§ **WRITTEN EXERCISE**
Find each line holding "content" and copy it out.

****************

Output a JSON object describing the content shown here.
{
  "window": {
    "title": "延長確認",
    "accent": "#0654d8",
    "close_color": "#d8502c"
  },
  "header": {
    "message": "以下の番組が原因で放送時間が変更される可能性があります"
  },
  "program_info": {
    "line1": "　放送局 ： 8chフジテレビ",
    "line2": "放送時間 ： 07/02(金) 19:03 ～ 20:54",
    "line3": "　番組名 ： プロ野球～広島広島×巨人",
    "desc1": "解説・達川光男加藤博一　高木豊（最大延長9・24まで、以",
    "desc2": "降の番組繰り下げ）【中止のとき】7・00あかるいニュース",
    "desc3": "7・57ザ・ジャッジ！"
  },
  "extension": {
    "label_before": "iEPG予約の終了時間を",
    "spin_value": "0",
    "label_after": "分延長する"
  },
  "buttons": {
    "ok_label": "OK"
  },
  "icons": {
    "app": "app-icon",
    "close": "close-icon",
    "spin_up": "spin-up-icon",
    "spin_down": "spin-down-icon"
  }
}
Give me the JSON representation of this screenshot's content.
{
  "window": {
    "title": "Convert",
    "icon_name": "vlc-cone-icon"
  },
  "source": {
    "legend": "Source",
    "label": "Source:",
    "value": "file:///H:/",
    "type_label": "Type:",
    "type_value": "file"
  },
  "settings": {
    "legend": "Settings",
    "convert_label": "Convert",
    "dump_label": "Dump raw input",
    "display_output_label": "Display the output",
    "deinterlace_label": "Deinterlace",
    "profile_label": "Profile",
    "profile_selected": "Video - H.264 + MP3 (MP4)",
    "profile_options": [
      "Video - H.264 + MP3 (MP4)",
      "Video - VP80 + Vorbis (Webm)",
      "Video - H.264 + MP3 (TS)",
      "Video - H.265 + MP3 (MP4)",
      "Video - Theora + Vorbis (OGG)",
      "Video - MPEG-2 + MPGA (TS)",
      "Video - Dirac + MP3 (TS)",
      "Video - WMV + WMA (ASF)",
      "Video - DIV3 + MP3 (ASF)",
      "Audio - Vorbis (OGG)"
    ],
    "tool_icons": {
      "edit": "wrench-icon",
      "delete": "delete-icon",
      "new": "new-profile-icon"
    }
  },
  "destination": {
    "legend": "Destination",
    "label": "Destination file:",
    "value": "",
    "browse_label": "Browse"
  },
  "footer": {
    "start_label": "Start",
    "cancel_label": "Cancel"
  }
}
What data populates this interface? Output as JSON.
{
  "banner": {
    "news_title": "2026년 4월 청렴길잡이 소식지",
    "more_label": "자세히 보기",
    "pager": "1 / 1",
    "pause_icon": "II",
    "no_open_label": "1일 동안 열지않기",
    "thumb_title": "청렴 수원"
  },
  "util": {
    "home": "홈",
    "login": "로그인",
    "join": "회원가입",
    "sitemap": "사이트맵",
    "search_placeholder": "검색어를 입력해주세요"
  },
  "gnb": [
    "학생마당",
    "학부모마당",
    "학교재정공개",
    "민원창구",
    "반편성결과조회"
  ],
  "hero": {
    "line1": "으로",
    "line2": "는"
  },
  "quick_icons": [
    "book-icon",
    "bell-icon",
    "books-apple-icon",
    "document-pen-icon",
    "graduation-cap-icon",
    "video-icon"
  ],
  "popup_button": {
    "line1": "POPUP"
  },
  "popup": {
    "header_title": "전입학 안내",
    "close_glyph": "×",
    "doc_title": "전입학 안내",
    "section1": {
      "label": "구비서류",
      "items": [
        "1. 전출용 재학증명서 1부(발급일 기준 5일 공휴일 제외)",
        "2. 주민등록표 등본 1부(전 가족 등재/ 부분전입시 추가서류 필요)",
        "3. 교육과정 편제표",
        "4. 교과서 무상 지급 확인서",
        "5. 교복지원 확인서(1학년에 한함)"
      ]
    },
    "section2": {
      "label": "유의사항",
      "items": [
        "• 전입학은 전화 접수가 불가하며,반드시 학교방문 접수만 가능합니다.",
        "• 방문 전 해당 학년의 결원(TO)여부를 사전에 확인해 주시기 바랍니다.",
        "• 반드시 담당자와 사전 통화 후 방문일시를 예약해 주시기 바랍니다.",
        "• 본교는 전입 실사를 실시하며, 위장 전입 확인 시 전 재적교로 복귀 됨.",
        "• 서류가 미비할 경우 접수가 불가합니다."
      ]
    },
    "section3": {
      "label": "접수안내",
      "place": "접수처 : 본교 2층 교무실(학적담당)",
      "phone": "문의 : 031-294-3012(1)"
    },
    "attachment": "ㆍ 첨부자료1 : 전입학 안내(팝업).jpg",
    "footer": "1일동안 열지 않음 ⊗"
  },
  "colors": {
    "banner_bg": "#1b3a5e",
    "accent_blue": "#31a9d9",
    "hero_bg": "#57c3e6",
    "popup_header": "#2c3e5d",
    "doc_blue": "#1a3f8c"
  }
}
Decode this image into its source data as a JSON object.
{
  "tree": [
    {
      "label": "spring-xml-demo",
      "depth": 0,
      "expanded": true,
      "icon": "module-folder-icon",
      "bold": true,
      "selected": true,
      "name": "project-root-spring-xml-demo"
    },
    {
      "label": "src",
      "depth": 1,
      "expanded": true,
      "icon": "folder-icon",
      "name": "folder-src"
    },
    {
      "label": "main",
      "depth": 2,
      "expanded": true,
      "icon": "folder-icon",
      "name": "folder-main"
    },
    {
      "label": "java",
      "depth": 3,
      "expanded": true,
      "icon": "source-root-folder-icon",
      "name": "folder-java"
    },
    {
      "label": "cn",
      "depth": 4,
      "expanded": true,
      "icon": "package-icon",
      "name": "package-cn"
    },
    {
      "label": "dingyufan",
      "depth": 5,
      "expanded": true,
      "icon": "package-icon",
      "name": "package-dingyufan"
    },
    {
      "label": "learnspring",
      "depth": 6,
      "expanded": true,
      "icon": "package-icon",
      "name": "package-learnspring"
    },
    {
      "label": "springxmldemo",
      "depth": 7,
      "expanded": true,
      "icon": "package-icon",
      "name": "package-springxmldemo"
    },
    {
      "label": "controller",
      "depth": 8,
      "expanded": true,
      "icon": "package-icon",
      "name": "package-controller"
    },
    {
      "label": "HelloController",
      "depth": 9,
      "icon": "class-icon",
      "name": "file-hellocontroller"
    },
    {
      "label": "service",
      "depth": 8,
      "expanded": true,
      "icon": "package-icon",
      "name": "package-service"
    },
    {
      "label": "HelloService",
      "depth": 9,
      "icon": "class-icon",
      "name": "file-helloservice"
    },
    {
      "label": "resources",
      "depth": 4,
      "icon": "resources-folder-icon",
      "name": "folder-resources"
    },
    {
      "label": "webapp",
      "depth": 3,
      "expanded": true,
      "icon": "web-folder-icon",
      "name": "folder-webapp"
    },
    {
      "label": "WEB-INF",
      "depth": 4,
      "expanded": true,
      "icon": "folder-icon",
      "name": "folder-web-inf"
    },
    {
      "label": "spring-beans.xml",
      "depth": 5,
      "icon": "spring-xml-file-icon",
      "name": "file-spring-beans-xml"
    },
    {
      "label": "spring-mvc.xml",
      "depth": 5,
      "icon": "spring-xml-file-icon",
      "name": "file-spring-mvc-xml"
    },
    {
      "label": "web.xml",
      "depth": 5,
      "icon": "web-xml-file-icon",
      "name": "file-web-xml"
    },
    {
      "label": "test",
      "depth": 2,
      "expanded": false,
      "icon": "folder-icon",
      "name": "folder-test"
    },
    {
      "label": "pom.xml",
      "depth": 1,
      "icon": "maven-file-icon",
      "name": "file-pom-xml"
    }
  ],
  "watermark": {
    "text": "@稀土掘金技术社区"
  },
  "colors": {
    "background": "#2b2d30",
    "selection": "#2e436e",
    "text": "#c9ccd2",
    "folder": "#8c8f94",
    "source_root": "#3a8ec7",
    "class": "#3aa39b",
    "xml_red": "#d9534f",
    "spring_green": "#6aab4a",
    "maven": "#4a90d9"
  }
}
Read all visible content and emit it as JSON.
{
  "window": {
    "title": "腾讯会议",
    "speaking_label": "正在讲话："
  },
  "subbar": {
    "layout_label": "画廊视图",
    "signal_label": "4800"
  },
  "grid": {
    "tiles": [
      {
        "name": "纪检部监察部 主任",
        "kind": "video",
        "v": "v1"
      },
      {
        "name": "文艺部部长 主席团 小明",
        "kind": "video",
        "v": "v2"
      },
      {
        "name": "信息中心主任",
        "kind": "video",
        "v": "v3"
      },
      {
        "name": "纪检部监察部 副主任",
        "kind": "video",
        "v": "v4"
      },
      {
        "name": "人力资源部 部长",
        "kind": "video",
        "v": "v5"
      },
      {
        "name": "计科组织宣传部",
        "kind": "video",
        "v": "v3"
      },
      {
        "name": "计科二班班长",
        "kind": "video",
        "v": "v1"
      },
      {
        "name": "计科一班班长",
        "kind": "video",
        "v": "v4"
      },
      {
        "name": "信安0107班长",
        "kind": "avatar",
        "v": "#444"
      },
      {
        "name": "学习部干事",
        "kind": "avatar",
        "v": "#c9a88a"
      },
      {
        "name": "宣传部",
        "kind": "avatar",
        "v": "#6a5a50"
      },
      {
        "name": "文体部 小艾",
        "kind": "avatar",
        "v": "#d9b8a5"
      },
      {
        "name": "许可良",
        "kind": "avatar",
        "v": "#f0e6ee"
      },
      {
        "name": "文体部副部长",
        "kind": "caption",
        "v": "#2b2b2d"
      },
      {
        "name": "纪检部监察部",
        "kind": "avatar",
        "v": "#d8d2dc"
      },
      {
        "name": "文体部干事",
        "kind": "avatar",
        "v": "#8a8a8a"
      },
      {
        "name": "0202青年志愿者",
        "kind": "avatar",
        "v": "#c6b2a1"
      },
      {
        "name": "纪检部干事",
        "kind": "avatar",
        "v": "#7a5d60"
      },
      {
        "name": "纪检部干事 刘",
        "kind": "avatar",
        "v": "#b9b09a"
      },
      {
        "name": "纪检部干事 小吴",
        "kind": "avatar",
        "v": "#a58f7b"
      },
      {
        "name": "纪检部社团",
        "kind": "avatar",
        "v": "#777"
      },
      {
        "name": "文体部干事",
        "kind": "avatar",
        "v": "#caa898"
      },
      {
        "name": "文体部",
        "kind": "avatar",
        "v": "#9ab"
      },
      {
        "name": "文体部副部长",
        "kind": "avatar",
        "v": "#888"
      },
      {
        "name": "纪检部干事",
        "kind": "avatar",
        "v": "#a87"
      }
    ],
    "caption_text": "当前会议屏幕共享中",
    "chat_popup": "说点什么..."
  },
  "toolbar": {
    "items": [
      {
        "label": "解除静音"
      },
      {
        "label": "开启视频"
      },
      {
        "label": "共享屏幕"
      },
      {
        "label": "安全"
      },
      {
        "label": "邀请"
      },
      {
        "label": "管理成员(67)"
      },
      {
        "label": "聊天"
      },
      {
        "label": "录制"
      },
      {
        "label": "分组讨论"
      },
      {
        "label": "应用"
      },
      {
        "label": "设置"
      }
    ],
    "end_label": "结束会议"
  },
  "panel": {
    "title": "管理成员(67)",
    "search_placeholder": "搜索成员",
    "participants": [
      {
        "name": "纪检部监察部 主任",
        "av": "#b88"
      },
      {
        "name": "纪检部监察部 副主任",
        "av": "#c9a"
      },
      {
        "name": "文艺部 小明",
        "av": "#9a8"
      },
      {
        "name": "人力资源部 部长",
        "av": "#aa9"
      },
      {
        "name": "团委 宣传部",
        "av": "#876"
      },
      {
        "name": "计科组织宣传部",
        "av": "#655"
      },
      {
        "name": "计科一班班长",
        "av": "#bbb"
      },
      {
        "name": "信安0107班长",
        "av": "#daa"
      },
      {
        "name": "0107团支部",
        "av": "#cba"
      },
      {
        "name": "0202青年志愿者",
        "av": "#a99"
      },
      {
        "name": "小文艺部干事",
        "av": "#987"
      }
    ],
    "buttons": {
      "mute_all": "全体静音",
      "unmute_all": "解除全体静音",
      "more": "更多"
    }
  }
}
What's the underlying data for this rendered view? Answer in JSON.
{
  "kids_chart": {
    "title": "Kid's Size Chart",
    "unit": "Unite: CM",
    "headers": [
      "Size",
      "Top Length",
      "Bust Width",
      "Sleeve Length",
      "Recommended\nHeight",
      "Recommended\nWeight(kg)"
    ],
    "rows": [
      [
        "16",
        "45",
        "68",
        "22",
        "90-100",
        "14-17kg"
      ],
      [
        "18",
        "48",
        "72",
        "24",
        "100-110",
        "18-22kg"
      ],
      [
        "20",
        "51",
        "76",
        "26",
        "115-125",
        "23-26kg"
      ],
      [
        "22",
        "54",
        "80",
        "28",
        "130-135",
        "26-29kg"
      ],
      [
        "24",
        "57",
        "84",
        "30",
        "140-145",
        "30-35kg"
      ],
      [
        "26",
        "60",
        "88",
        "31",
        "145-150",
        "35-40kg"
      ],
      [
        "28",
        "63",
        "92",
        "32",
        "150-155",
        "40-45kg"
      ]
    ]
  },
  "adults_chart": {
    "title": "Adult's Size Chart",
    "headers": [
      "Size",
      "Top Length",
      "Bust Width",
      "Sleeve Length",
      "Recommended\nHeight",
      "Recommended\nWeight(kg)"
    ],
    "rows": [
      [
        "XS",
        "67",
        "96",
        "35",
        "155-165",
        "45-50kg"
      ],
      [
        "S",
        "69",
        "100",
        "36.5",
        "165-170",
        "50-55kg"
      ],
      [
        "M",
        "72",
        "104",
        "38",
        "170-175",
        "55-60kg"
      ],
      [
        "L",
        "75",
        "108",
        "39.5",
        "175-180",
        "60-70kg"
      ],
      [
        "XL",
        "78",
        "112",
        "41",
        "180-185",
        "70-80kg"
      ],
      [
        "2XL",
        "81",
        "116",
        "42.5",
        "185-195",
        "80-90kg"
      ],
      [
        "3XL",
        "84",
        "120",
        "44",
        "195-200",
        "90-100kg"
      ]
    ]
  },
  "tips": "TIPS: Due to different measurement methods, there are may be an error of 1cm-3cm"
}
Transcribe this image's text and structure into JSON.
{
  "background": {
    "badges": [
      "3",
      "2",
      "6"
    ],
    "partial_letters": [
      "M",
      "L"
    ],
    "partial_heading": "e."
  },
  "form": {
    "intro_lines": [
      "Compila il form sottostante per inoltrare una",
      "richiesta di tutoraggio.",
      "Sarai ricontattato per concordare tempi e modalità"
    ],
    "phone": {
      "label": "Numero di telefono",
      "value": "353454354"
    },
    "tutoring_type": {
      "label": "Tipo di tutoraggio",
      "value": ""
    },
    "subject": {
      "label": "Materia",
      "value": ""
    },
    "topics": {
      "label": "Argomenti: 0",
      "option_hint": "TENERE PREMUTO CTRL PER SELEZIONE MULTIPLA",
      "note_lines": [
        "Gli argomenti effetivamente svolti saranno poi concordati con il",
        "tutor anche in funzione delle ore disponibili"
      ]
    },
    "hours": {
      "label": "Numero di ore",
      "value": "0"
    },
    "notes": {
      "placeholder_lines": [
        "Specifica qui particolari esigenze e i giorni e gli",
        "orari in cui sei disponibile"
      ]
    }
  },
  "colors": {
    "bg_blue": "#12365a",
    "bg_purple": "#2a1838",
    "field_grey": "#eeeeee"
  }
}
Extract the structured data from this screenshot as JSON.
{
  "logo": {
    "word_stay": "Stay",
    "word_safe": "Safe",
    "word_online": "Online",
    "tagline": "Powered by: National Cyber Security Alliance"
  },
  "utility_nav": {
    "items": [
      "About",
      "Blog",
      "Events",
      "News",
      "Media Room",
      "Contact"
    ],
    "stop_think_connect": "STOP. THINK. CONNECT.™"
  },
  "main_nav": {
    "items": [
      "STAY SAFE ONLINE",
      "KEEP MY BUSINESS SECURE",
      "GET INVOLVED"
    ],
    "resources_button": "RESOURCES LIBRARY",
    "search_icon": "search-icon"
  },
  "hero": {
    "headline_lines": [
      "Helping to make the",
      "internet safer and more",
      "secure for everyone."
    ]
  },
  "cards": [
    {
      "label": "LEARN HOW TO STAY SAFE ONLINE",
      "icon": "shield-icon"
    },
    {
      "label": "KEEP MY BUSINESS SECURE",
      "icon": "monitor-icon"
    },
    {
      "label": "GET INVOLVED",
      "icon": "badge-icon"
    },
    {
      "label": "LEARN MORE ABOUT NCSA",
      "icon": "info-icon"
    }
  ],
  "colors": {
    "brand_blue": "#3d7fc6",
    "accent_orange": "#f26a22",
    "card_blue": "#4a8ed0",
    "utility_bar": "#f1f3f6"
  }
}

****************

§ **RESPONSE BELOW**
Output a JSON object describing the content shown here.
Give me the JSON representation of this screenshot's content.
Read all visible content and emit it as JSON.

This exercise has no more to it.